◆ **Stated problem**
Do these statements agree with the Tesco promotion case study below? For each, answer yes or no and quote the words that decide it. 1. The Veganuary promotion ran in 96 stores. 2. The plant-based milk campaign lasted 16 weeks. 3. Tesco analyzed its own sales data.

Measuring the impact of promotion on sales of healthier, more sustainable foods

Our case study with Tesco as part of our CHL progress update.

What? 

Tesco has set ambitious targets to drive up sales of healthier, more sustainable products by 2025 to help support customers to eat a more balanced diet. Interventions to nudge customers towards healthier options will be essential to meeting these targets. During 2021, Tesco conducted three separate trials to test the impact of targeted promotional activities on the purchase of fruit and selected healthier alternatives.   

How?

For the first time Tesco ran a large-scale Veganuary promotion in 96 stores to encourage purchasing of plant-based food during January.  The second trial aimed to influence customers to buy more seasonal summer fruit, running for 16 weeks in 100 stores, with another 100 stores used to provide control data. While the third focused on promotion of no added sugar plant-based milks in 200 stores during a three-week campaign.  

All interventions were price promotion and prominent positioning interventions, using a mix of techniques including targeted messaging on banners and aisle fins, tailored social media activity and in store tastings, to encourage people to buy specific healthy products. 

Data and results

Tesco provided aggregate data on sales (£) and units in selected stores between 2018 and 2021, which was independently analysed by a team at the University of Oxford. Data showed: 

1. Sales of seasonal fruit increased by 22% across both the intervention and control group stores during the period of promotional activity. Higher sales across the board could be due to increased space given to seasonal fruit during this period.

◆ **Listed entries**

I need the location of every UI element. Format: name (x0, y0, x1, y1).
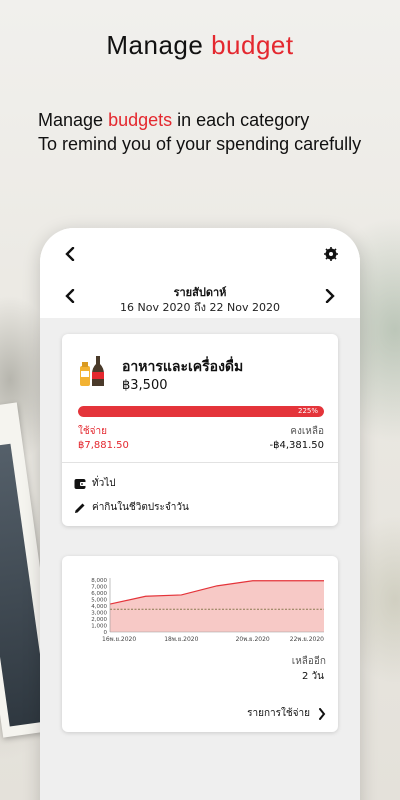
* * *
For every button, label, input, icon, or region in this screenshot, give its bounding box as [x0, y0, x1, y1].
--
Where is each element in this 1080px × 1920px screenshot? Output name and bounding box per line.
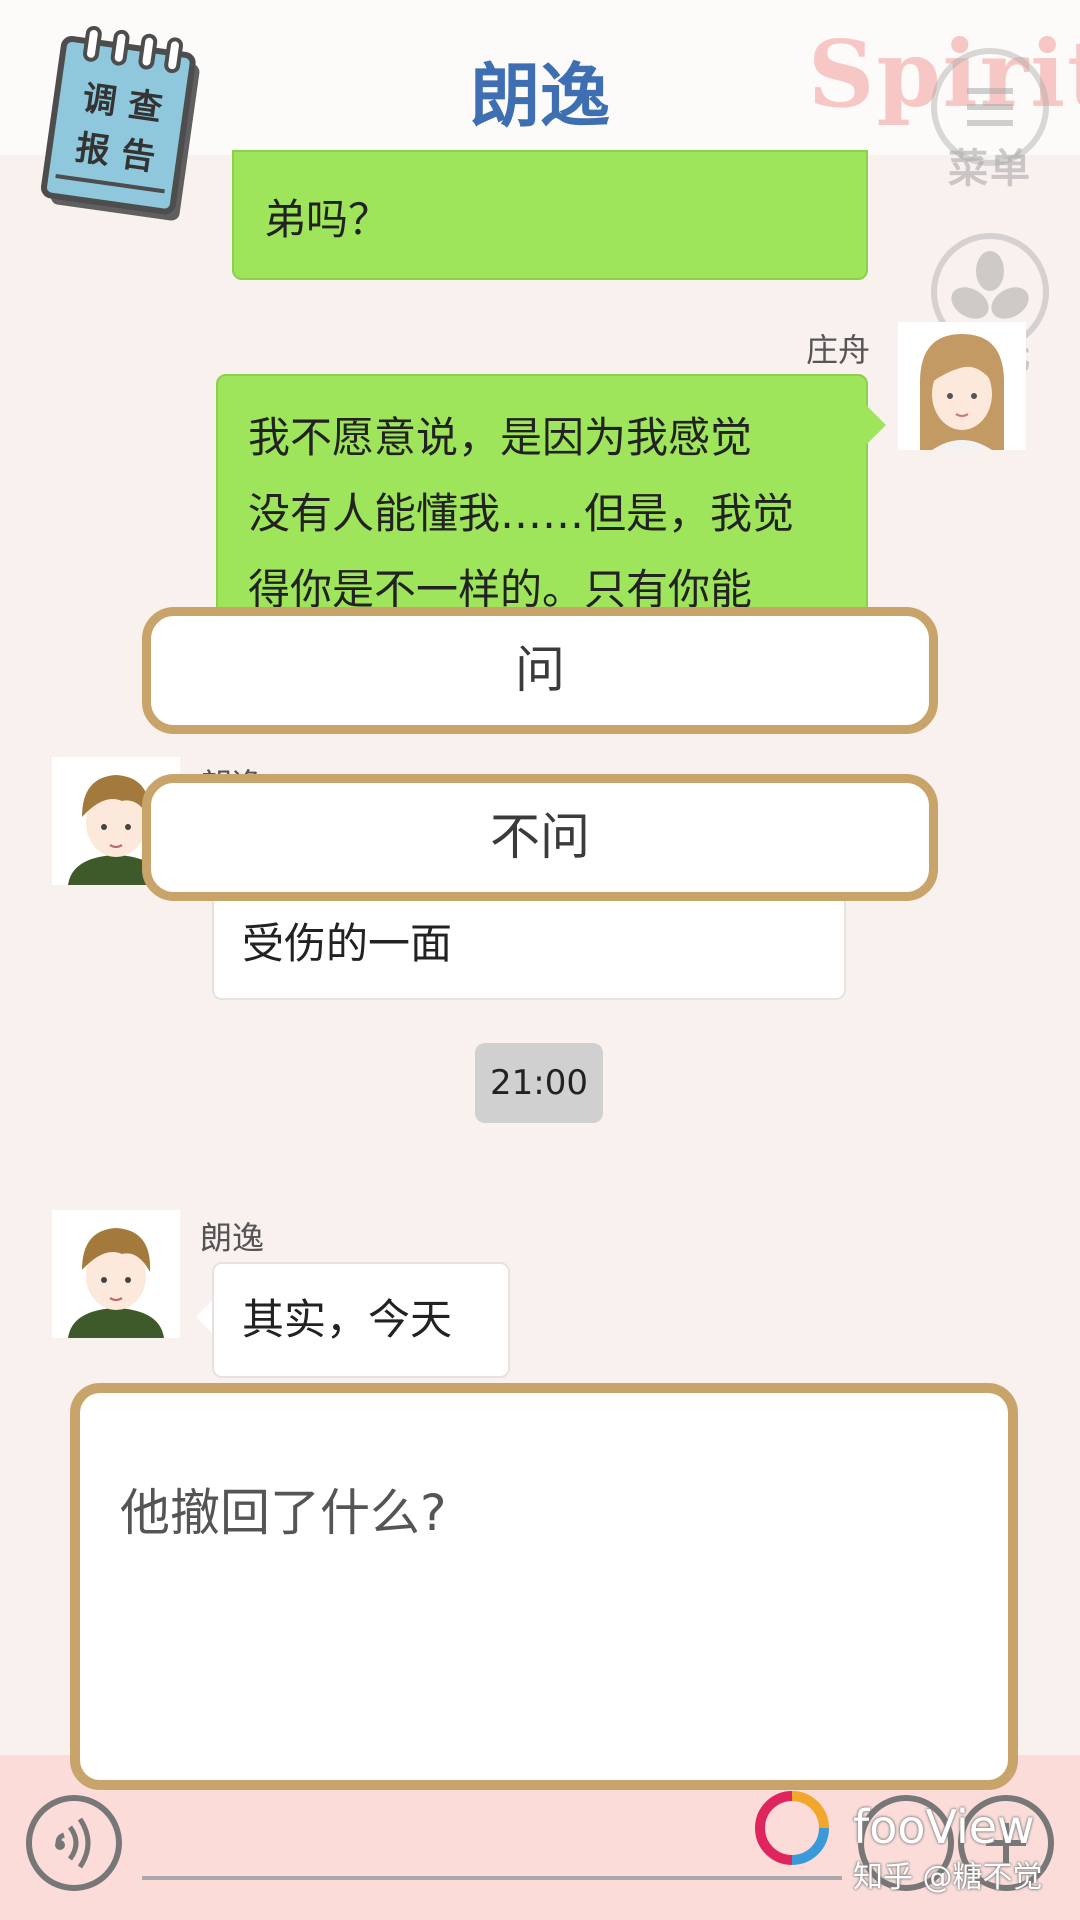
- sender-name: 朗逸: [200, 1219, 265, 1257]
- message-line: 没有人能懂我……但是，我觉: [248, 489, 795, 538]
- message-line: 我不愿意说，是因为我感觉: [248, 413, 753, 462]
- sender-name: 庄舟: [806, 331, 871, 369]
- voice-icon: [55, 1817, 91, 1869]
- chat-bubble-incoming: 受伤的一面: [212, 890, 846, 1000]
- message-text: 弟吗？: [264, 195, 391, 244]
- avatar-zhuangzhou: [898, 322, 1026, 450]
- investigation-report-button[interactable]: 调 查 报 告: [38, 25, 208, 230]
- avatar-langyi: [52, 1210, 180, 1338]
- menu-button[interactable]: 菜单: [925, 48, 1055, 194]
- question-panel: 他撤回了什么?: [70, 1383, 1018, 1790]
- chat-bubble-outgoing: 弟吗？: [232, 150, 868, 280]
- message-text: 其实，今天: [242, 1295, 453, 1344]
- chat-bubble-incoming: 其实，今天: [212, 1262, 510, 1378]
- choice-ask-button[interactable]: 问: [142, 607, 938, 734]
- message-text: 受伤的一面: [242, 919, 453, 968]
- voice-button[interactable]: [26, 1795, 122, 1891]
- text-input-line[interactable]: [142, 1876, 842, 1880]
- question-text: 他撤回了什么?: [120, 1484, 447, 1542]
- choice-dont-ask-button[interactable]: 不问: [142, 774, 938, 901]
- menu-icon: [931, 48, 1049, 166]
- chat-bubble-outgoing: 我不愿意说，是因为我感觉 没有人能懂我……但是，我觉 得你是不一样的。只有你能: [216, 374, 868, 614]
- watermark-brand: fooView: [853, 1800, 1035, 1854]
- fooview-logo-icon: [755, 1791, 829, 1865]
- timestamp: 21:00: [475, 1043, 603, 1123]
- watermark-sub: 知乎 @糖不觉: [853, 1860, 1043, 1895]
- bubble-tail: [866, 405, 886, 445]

◆ **Output of the exercise**
1. Yes: "Tesco ran a large-scale Veganuary promotion in 96 stores"
2. No: "no added sugar plant-based milks in 200 stores during a three-week campaign"
3. No: "which was independently analysed by a team at the University of Oxford"